> [Goal of the exercise]:
Filter the data below for the string "people" and copy each matching line.

> [Data lines]:
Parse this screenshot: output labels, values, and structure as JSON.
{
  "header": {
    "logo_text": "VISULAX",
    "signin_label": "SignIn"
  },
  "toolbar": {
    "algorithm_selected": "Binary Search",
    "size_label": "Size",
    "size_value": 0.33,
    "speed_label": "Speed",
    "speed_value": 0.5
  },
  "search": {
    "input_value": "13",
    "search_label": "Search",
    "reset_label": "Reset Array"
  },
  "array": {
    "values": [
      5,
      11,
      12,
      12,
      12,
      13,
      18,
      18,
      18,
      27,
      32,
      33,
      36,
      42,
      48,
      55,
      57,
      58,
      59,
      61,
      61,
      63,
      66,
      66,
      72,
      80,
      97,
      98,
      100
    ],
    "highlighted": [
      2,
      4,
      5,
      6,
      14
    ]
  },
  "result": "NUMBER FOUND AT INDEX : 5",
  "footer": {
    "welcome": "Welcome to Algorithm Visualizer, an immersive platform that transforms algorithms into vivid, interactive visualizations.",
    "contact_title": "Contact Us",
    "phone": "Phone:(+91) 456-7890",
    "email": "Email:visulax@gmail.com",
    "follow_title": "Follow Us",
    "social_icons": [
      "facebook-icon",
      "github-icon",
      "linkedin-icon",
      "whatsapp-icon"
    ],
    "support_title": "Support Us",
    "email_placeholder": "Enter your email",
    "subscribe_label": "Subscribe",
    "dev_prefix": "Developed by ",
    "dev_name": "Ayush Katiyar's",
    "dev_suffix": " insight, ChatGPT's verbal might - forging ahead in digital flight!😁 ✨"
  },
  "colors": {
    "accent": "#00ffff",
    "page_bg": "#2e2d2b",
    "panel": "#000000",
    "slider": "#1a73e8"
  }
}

...

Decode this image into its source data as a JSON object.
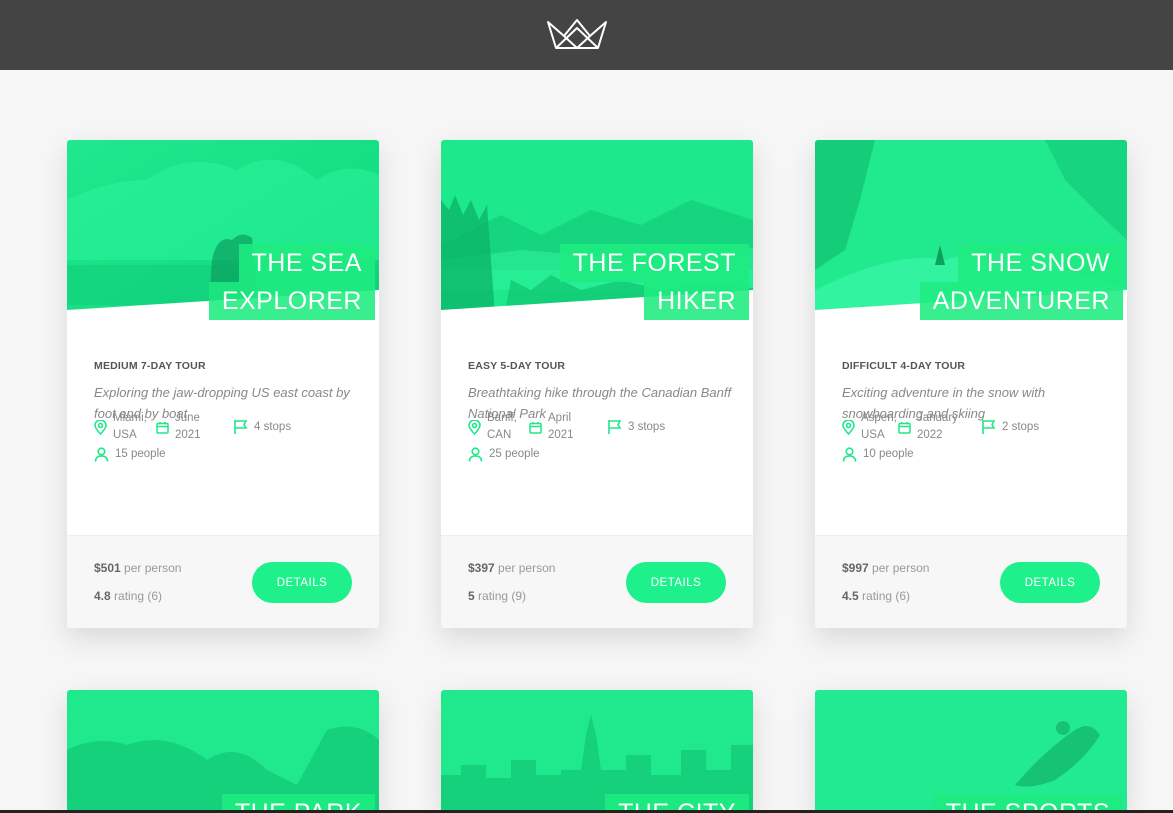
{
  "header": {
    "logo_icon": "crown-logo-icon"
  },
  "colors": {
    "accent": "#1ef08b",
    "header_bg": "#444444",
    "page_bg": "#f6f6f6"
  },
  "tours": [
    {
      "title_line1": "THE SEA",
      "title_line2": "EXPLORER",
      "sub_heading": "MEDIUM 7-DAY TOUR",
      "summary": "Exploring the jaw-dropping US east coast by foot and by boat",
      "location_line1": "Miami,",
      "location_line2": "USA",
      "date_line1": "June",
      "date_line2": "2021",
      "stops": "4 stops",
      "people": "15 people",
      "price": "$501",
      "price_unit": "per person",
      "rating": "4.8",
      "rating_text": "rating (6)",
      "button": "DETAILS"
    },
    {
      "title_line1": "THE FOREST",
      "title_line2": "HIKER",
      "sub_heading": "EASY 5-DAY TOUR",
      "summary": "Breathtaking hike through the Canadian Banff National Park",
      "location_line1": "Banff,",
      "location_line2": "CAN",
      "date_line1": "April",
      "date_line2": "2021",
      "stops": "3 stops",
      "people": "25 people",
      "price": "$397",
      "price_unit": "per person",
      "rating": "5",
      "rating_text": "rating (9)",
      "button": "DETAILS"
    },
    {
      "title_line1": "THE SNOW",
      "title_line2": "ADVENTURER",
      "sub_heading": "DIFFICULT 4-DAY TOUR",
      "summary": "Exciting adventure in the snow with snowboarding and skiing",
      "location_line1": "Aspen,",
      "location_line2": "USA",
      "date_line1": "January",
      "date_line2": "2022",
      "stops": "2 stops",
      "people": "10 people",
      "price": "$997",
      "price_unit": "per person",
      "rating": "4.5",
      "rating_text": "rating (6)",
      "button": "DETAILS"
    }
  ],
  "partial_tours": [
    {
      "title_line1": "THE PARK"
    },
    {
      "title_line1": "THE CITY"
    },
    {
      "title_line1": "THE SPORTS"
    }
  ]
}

--

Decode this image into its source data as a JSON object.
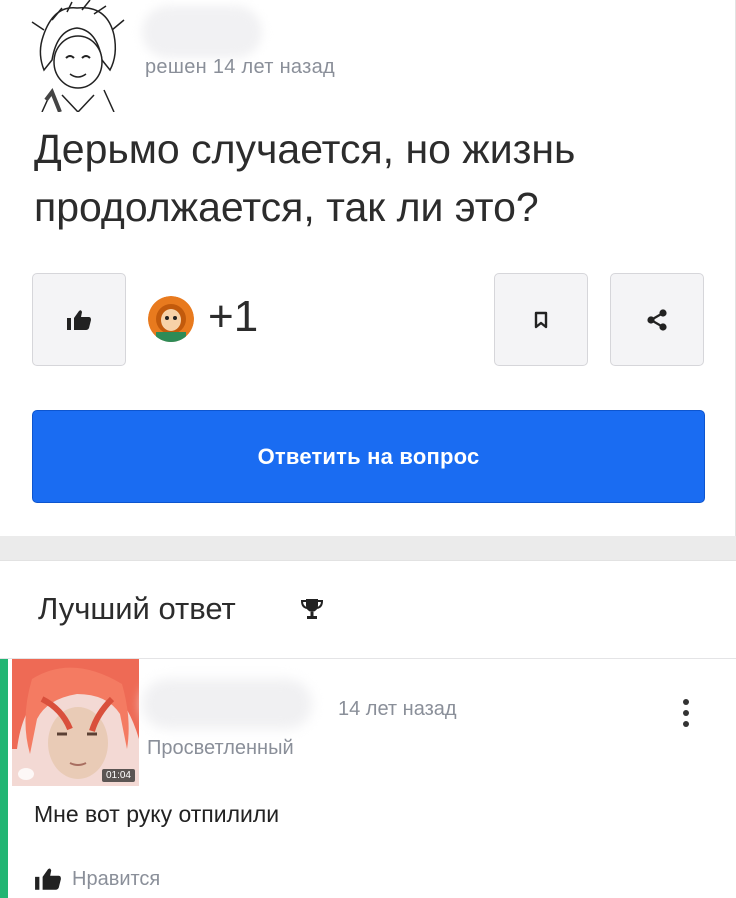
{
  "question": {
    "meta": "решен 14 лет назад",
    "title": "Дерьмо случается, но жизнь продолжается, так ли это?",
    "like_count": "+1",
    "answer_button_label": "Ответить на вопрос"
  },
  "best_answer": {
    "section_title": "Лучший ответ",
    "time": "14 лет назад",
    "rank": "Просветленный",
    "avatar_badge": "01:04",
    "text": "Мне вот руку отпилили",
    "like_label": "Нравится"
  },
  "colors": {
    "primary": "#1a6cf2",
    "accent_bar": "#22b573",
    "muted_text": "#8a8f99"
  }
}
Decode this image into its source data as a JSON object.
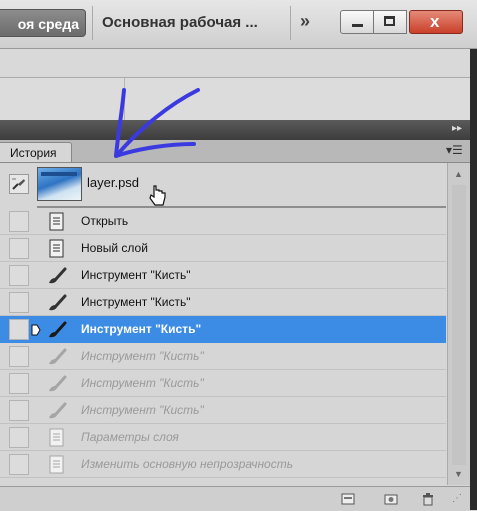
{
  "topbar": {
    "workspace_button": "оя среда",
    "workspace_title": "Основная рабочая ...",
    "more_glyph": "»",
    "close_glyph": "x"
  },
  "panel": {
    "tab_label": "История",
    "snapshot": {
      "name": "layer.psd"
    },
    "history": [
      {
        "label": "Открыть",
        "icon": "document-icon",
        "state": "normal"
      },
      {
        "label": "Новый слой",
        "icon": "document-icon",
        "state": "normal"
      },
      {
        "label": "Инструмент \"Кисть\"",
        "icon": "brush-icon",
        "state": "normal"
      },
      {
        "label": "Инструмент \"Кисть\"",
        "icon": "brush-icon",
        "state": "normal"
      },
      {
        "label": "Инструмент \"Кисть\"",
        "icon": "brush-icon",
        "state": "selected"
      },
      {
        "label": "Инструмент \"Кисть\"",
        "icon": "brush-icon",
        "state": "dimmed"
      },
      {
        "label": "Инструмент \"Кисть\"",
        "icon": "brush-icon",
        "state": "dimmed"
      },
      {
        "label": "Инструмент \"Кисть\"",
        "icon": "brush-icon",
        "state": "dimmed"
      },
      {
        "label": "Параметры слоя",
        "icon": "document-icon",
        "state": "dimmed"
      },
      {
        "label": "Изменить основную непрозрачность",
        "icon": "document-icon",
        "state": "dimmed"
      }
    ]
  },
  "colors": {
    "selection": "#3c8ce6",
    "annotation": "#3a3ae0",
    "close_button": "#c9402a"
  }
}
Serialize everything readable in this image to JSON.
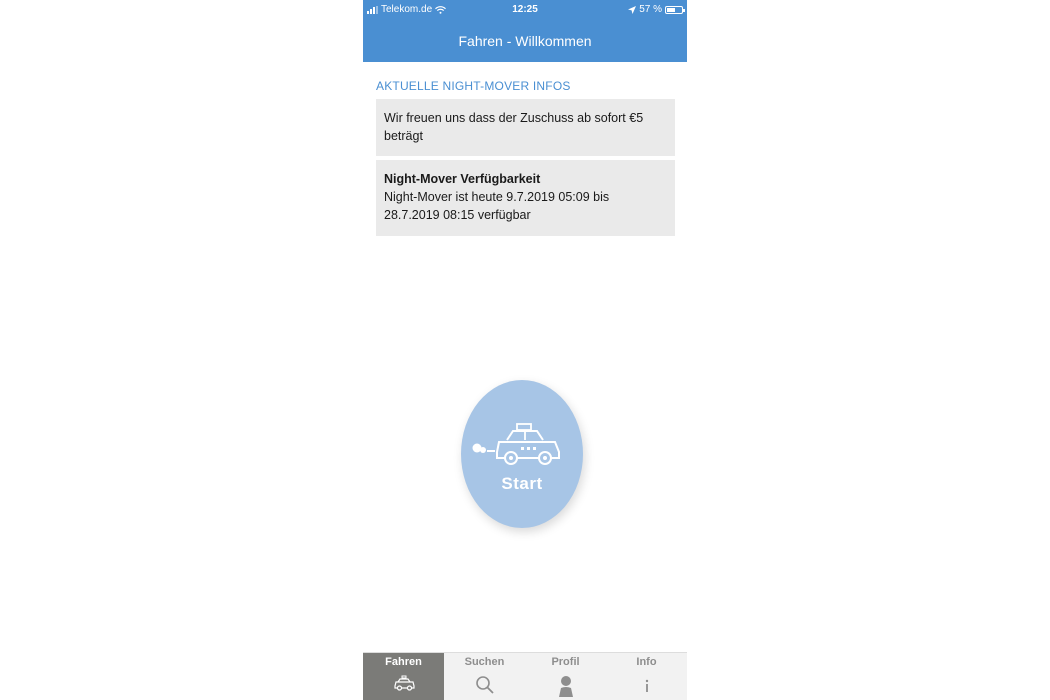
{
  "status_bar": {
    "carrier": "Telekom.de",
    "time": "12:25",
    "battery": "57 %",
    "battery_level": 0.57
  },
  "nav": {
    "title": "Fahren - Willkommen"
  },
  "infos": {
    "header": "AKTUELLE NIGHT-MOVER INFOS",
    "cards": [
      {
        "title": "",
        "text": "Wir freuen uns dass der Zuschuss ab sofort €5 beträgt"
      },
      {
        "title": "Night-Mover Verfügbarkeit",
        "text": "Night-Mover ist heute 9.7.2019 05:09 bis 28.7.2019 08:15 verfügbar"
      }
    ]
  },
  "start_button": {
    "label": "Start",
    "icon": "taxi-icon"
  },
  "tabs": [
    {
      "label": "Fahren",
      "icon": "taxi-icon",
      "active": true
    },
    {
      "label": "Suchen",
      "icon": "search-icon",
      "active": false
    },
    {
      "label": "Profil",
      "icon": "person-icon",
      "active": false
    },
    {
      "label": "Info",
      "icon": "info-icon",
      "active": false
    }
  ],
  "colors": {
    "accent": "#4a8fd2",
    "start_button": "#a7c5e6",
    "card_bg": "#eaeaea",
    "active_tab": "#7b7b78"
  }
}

> [Exercise output]:
      "people": "15 people",
      "people": "25 people",
      "people": "10 people",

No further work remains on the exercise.